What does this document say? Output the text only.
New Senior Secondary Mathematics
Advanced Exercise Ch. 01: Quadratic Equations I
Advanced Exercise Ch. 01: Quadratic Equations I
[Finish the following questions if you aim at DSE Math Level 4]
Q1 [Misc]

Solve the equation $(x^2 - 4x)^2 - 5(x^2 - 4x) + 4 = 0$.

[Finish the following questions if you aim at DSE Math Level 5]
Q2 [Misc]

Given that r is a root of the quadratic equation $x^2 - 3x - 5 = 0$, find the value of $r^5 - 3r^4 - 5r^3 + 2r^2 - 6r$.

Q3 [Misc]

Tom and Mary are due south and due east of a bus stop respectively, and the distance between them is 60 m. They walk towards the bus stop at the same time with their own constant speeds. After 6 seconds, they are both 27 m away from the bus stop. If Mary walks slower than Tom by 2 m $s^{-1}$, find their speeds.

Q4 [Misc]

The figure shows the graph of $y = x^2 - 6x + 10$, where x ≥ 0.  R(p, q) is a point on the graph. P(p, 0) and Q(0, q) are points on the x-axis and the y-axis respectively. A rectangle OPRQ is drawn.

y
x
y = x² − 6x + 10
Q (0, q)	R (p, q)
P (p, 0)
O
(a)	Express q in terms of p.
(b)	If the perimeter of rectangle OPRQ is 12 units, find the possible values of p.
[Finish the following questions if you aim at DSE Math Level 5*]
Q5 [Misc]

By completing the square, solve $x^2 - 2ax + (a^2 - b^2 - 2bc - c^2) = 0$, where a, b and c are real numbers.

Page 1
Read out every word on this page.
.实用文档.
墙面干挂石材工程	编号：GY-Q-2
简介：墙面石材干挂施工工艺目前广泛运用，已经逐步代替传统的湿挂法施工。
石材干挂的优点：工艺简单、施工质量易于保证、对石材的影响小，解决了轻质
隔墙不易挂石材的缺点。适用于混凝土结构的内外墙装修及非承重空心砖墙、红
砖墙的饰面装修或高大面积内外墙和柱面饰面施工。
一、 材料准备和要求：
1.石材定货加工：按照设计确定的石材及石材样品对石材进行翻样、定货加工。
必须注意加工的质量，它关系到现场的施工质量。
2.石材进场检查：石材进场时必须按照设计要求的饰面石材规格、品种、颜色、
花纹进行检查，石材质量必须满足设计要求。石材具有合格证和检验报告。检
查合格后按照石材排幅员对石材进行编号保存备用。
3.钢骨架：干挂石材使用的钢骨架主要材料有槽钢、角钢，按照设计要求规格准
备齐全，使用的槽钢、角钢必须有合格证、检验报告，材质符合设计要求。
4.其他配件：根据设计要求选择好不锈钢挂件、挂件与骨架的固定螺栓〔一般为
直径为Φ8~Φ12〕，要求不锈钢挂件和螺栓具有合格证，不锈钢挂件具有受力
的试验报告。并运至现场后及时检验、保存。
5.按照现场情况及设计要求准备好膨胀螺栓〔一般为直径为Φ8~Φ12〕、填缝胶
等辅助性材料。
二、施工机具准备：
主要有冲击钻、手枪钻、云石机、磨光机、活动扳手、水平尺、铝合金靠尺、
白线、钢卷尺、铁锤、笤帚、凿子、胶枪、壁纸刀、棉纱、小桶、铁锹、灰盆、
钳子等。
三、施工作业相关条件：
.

------------------------------------

TASK REQUIREMENTS:
Search the data for the string "Level" and copy each line where it appears.

TASK RESPONSE:
[Finish the following questions if you aim at DSE Math Level 4]
[Finish the following questions if you aim at DSE Math Level 5]
[Finish the following questions if you aim at DSE Math Level 5*]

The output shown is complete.